What is expected: How many lines in the records below hold the string "title"? Answer with the number alone.

** Provided records follows **

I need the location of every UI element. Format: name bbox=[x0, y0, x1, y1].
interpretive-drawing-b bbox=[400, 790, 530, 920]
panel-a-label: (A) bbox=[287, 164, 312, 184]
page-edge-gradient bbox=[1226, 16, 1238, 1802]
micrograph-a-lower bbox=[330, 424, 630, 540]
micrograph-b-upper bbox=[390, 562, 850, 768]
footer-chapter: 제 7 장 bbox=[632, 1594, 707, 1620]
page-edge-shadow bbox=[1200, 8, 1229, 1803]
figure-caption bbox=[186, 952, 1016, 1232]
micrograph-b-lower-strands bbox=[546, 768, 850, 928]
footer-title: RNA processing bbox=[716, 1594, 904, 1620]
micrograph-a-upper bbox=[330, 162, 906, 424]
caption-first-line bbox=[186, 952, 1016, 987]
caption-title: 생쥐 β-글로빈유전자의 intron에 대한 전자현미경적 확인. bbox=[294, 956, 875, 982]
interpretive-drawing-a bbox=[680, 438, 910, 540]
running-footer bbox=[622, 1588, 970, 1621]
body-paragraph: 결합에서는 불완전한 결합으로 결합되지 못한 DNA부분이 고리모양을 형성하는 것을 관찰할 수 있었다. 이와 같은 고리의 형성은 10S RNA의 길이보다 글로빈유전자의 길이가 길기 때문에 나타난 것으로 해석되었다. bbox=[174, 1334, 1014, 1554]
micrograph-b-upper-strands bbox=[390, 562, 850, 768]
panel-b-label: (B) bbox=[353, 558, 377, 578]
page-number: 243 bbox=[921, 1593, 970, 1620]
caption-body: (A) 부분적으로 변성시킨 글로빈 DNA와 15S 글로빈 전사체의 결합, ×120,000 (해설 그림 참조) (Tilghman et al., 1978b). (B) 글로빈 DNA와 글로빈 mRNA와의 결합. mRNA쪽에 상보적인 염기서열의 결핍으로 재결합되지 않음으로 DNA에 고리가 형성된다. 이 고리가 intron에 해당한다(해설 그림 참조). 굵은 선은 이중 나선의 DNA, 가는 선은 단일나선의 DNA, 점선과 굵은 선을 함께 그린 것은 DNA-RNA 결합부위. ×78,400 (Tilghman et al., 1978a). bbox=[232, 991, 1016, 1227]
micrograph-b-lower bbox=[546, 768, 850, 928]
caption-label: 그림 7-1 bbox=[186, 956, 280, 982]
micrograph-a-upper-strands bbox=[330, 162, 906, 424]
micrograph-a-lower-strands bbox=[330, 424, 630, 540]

** End of Provided records **

Solution to this task: 2